- [WORK REQUIRED]
The entries below should be given again exactly, minus their pictures.

==== RECORDED DATA ====

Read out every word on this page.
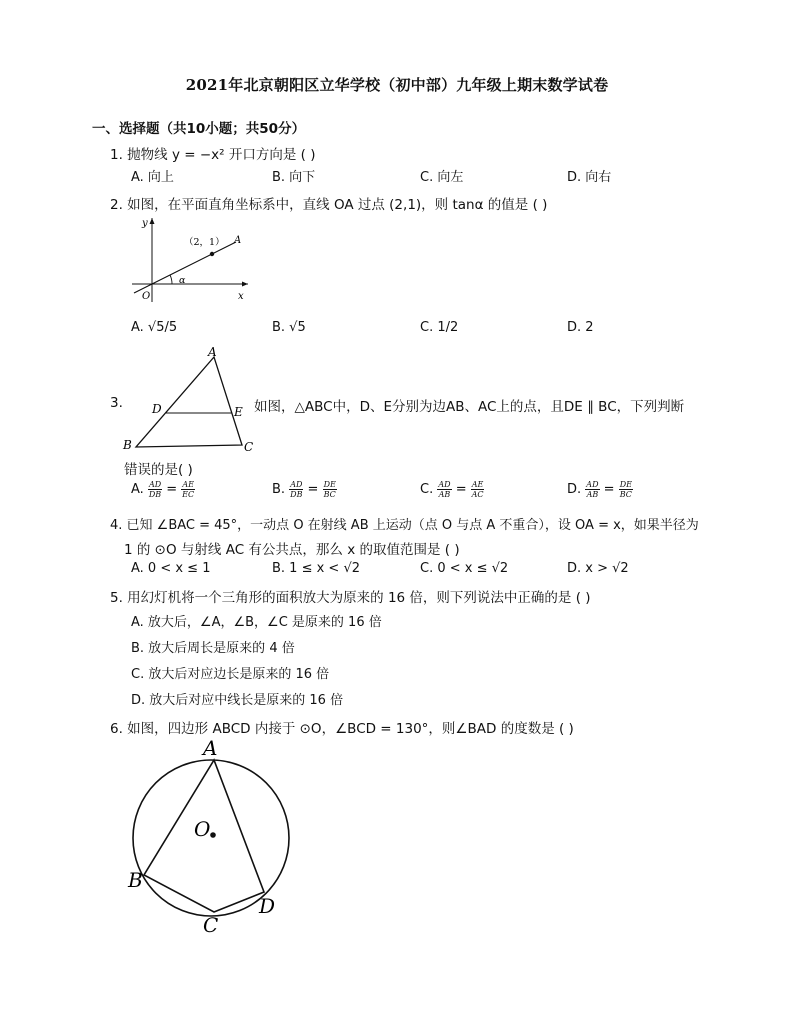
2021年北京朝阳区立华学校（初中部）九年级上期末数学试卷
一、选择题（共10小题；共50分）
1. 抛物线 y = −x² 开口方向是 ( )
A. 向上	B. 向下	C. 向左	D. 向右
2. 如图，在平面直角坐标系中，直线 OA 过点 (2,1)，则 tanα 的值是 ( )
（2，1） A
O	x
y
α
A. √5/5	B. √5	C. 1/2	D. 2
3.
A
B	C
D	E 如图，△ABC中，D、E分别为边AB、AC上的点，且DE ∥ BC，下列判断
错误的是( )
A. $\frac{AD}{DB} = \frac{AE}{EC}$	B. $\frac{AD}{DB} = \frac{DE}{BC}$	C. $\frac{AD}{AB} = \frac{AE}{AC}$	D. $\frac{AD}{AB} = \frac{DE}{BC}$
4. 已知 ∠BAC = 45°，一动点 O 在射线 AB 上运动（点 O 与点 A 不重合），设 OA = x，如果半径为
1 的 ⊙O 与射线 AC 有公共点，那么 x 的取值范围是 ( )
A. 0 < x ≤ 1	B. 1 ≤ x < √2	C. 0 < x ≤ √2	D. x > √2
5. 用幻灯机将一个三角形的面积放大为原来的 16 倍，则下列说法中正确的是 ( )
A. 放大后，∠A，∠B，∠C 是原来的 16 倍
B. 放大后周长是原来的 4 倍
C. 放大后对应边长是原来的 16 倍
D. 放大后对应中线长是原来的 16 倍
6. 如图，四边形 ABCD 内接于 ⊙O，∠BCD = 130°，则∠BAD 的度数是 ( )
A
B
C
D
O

====

- [RESULT OF THIS EXERCISE]
Read out every word on this page.
2021年北京朝阳区立华学校（初中部）九年级上期末数学试卷
一、选择题（共10小题；共50分）
1. 抛物线 y = −x² 开口方向是 ( )
A. 向上	B. 向下	C. 向左	D. 向右
2. 如图，在平面直角坐标系中，直线 OA 过点 (2,1)，则 tanα 的值是 ( )
（2，1） A
O	x
y
α
A. √5/5	B. √5	C. 1/2	D. 2
3.
A
B	C
D	E 如图，△ABC中，D、E分别为边AB、AC上的点，且DE ∥ BC，下列判断
错误的是( )
A. $\frac{AD}{DB} = \frac{AE}{EC}$	B. $\frac{AD}{DB} = \frac{DE}{BC}$	C. $\frac{AD}{AB} = \frac{AE}{AC}$	D. $\frac{AD}{AB} = \frac{DE}{BC}$
4. 已知 ∠BAC = 45°，一动点 O 在射线 AB 上运动（点 O 与点 A 不重合），设 OA = x，如果半径为
1 的 ⊙O 与射线 AC 有公共点，那么 x 的取值范围是 ( )
A. 0 < x ≤ 1	B. 1 ≤ x < √2	C. 0 < x ≤ √2	D. x > √2
5. 用幻灯机将一个三角形的面积放大为原来的 16 倍，则下列说法中正确的是 ( )
A. 放大后，∠A，∠B，∠C 是原来的 16 倍
B. 放大后周长是原来的 4 倍
C. 放大后对应边长是原来的 16 倍
D. 放大后对应中线长是原来的 16 倍
6. 如图，四边形 ABCD 内接于 ⊙O，∠BCD = 130°，则∠BAD 的度数是 ( )
A
B
C
D
O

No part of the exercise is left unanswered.